* Trecho do documento
=-=-=

Se for devorado pelo sumidouro do Brexit, entre sua eleição, pelos membros do Partido Conservador, e a data teoricamente final, 31 de outubro, terão se passado 100 dias. George Canning durou 119, em 1827.

Boris se tornou primeiro-ministro depois que o partido forçou a renúncia de Theresa May, multiplamente derrotada no Parlamento e impopular pela maneira como tocou a saída da União Europeia.

No parlamentarismo, o líder do partido, sempre deputado ou parlamentar (exceto no caso da Itália), se torna automaticamente o primeiro-ministro ou o encarregado de formar um governo quando sua legenda é a mais votada.

Se o primeiro-ministro renuncia ou sofre um voto de censura, o partido tem direito a buscar um novo líder e propor o seu nome para a chefia do governo, em votação parlamentar.

Mesmo que isto esteja perfeitamente dentro das regras, a norma é buscar o mandato popular, para ter mais força política. Assim aconteceu com Theresa May. Ela não precisava, mas convocou uma eleição geral. Em lugar de reforçar a maioria, perdeu-a.

Para quem não está acostumado, os rituais do Parlamento britânico, o mais antigo do mundo, parecem estranhos.

Os discursos agressivos são feitos, na verdade, em meio a risadas. Provocar o riso é intencional. Um bom parlamentar tem que ter senso de humor, inclusive para trolar os colegas.

=-=-=

* Dados

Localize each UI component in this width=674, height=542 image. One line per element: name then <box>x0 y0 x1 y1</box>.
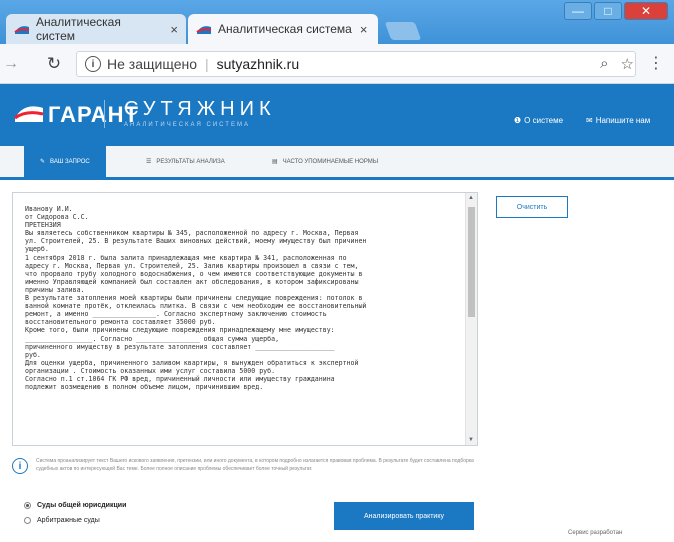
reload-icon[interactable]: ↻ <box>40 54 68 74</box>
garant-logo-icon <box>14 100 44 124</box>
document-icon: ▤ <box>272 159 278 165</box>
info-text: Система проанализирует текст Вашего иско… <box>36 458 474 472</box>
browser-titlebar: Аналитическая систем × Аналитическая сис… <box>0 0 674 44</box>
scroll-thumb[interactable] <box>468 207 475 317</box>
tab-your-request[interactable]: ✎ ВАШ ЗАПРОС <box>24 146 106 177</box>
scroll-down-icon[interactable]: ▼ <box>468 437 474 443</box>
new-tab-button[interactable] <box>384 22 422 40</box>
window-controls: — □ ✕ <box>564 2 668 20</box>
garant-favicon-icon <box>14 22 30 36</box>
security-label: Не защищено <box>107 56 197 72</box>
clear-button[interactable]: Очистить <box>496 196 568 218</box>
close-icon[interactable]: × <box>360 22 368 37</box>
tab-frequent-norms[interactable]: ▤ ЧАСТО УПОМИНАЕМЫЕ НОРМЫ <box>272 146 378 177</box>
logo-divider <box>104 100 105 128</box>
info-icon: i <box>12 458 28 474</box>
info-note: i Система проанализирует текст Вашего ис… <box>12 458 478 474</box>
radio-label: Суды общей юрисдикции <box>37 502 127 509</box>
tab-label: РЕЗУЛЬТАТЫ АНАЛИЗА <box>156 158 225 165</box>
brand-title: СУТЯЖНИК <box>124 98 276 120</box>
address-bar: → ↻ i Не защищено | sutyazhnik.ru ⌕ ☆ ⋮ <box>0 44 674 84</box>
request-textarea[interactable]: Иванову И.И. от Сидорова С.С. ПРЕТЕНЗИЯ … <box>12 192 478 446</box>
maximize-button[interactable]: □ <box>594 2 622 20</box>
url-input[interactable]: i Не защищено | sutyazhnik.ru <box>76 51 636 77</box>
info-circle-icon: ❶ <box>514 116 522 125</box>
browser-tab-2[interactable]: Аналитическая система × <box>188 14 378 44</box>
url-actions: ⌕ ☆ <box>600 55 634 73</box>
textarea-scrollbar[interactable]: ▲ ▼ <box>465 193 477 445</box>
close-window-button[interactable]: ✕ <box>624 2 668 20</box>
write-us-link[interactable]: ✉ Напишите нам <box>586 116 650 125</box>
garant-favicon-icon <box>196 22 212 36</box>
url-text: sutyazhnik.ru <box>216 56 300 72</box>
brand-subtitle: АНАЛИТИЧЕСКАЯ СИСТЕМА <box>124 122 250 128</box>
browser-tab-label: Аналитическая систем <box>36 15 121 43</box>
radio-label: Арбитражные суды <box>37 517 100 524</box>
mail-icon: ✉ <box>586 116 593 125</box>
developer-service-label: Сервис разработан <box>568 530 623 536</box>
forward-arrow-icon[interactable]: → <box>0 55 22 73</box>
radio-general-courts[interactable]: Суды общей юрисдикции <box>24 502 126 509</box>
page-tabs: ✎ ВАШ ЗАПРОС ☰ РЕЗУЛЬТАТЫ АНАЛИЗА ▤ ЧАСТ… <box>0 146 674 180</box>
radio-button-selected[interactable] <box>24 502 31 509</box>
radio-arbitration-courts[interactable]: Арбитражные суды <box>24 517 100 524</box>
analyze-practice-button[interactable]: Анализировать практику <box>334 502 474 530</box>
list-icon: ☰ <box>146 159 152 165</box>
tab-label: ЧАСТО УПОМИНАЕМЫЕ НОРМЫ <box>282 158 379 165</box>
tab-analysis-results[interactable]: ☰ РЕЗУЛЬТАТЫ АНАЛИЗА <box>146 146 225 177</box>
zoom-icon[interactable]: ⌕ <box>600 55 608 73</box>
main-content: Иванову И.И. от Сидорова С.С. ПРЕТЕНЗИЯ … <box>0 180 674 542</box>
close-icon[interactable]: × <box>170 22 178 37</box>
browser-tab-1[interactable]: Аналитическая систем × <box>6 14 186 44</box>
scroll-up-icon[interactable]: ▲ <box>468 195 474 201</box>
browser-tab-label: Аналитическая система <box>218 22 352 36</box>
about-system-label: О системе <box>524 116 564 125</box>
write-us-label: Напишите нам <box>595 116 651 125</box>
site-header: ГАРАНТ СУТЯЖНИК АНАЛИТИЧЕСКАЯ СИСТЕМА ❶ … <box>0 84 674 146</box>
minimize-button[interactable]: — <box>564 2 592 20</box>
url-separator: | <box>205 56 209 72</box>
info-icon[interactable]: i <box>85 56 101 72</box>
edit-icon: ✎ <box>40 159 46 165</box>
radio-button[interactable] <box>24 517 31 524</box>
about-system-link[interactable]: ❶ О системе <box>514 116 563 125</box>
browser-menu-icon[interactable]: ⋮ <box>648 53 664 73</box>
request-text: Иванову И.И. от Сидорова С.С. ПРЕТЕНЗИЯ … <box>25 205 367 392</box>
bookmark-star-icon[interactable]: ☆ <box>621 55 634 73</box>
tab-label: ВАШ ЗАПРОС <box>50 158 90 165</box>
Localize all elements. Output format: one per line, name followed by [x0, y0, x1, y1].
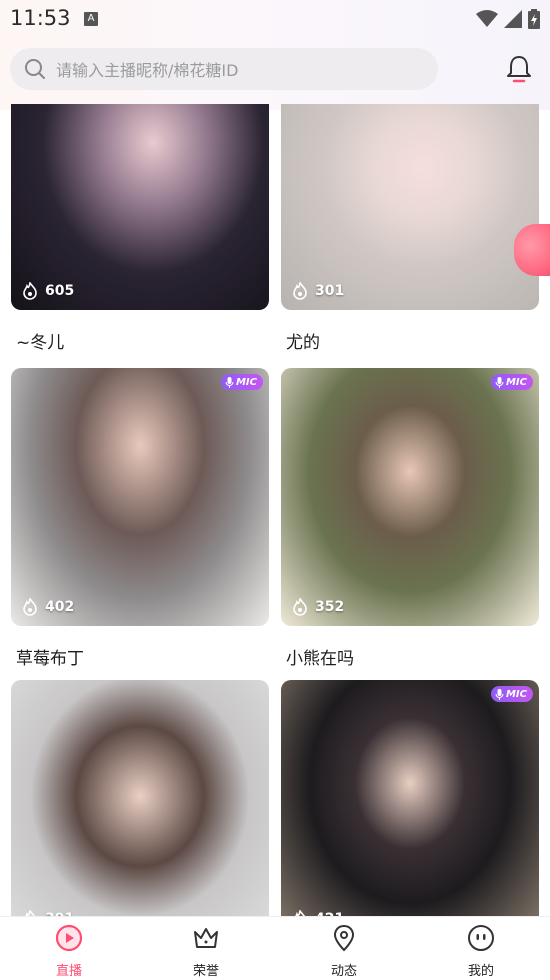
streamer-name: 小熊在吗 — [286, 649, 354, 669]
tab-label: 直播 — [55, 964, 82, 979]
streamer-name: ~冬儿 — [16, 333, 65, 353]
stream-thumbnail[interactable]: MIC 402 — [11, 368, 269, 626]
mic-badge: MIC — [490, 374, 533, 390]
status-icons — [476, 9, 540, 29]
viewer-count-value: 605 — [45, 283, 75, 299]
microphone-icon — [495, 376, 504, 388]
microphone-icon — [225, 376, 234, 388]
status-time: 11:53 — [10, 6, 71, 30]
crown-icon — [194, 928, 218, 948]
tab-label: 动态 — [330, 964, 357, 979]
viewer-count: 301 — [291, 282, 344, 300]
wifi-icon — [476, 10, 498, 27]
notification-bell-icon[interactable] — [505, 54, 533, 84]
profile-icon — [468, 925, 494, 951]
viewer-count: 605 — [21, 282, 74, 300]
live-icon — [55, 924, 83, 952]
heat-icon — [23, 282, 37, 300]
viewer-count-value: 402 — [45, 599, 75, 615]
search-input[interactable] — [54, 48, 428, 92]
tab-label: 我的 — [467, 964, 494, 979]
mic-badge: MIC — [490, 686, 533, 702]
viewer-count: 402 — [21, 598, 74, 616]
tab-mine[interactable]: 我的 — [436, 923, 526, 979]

=-=-=

* Desafios
(a) No trecho sobre o Parlamento britânico, reproduza a passagem que começa nas palavras "No parlamentarismo, o" e termina após "a mais votada.", substituindo "deputado" por "senador".
(b) Responda, com base no trecho sobre o Parlamento britânico:
(i) Quantos dias George Canning durou no cargo, em 1827?
(ii) Em qual país o líder do partido é a exceção à regra de ser sempre deputado ou parlamentar?
(iii) Segundo o trecho, o que acontece nos discursos agressivos do Parlamento britânico?
(c) Dê continuidade ao trecho sobre o Parlamento britânico a partir do ponto em que ele termina.

* Resultados
(a)
No parlamentarismo, o líder do partido, sempre senador ou parlamentar (exceto no caso da Itália), se torna automaticamente o primeiro-ministro ou o encarregado de formar um governo quando sua legenda é a mais votada.

(b)
(i) 119 dias.
(ii) Na Itália.
(iii) São feitos em meio a risadas.

(c)
Boris Johnson talvez tenha exagerado um pouco nas ironias, ao chamar Jeremy Corbyn, o líder da oposição de “frango lavado com cloro”, um trocadilho (“chicken” é usado como gíria para covarde e o cloro entra no debate por causa da discussão sobre um eventual abertura de mercado a galináceos americanos).

Também usou um outro insulto de nível de banheiro de meninos, intraduzível, “big girl’s blouse”, significando igualmente um sujeito que foge da briga.

MIL ANOS

Quando vão votar, os parlamentares britânicos saem da Câmara e se dirigem à “sala do sim” ou à “sala do não”. O resultado é apresentado solenemente, com inclinação de cabeça, ao presidente da Câmara.

Votar com os pés, literalmente, era uma prática do Senado romano. Os senadores iam para o lado do orador que apoiassem.

Nenhuma outra instituição do tipo durou mais do que o Senado romano, cujas origens remontam à república fundada cinco séculos antes de Cristo.

Guerra civis, conspirações, corrupção, imperadores, bárbaros invasores, a divisão do império, entre Ocidente e Oriente, e mudança de religião, entre outros acontecimentos cataclísmicos, não conseguiram acabar com uma instituição de mais de mil anos.

Os senadores romanos não faziam leis, exceto em emergências nacionais, e não ganhavam salário.

Mas legaram a tradição de um Senado – ou legislativo – forte, dominante e mais horizontalizado, em oposição à clara divisão de poderes entre legislativo e executivo e à verticalização que existe no presidencialismo (ou cesarismo), com alternância pré-fixada.

Presidentes sem maioria no legislativo sofrem uma imobilização que não acontece com primeiros-ministros que só chefiam governos porque têm um número suficiente de deputados.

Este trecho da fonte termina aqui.